Output every entry exactly as written.

DATA PROVIDED –
---
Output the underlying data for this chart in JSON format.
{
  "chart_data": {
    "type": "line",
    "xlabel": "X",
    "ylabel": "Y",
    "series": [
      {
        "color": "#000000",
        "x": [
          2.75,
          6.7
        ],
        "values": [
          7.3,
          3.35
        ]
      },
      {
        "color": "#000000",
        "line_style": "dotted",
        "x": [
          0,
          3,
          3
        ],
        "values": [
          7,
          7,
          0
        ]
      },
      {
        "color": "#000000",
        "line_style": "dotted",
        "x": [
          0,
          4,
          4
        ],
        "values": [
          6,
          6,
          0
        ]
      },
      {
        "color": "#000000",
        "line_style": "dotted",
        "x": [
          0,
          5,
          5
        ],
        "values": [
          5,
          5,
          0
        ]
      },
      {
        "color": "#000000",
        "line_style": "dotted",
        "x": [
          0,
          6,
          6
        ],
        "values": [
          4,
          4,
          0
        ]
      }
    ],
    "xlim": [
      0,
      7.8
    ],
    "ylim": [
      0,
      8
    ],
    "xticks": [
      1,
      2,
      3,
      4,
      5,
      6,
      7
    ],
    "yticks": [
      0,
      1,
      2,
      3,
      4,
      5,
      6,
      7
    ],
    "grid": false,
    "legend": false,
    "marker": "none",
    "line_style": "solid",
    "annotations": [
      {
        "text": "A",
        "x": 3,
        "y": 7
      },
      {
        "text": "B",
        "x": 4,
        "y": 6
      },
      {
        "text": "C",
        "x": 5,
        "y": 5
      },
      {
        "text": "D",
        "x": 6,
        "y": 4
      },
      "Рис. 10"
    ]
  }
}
---
ANSWER TO THIS EXERCISE –
Output the underlying data for this chart in JSON format.
{
  "chart_data": {
    "type": "line",
    "xlabel": "X",
    "ylabel": "Y",
    "series": [
      {
        "color": "#000000",
        "x": [
          2.75,
          6.7
        ],
        "values": [
          7.3,
          3.35
        ]
      },
      {
        "color": "#000000",
        "line_style": "dotted",
        "x": [
          0,
          3,
          3
        ],
        "values": [
          7,
          7,
          0
        ]
      },
      {
        "color": "#000000",
        "line_style": "dotted",
        "x": [
          0,
          4,
          4
        ],
        "values": [
          6,
          6,
          0
        ]
      },
      {
        "color": "#000000",
        "line_style": "dotted",
        "x": [
          0,
          5,
          5
        ],
        "values": [
          5,
          5,
          0
        ]
      },
      {
        "color": "#000000",
        "line_style": "dotted",
        "x": [
          0,
          6,
          6
        ],
        "values": [
          4,
          4,
          0
        ]
      }
    ],
    "xlim": [
      0,
      7.8
    ],
    "ylim": [
      0,
      8
    ],
    "xticks": [
      1,
      2,
      3,
      4,
      5,
      6,
      7
    ],
    "yticks": [
      0,
      1,
      2,
      3,
      4,
      5,
      6,
      7
    ],
    "grid": false,
    "legend": false,
    "marker": "none",
    "line_style": "solid",
    "annotations": [
      {
        "text": "A",
        "x": 3,
        "y": 7
      },
      {
        "text": "B",
        "x": 4,
        "y": 6
      },
      {
        "text": "C",
        "x": 5,
        "y": 5
      },
      {
        "text": "D",
        "x": 6,
        "y": 4
      },
      "Рис. 10"
    ]
  }
}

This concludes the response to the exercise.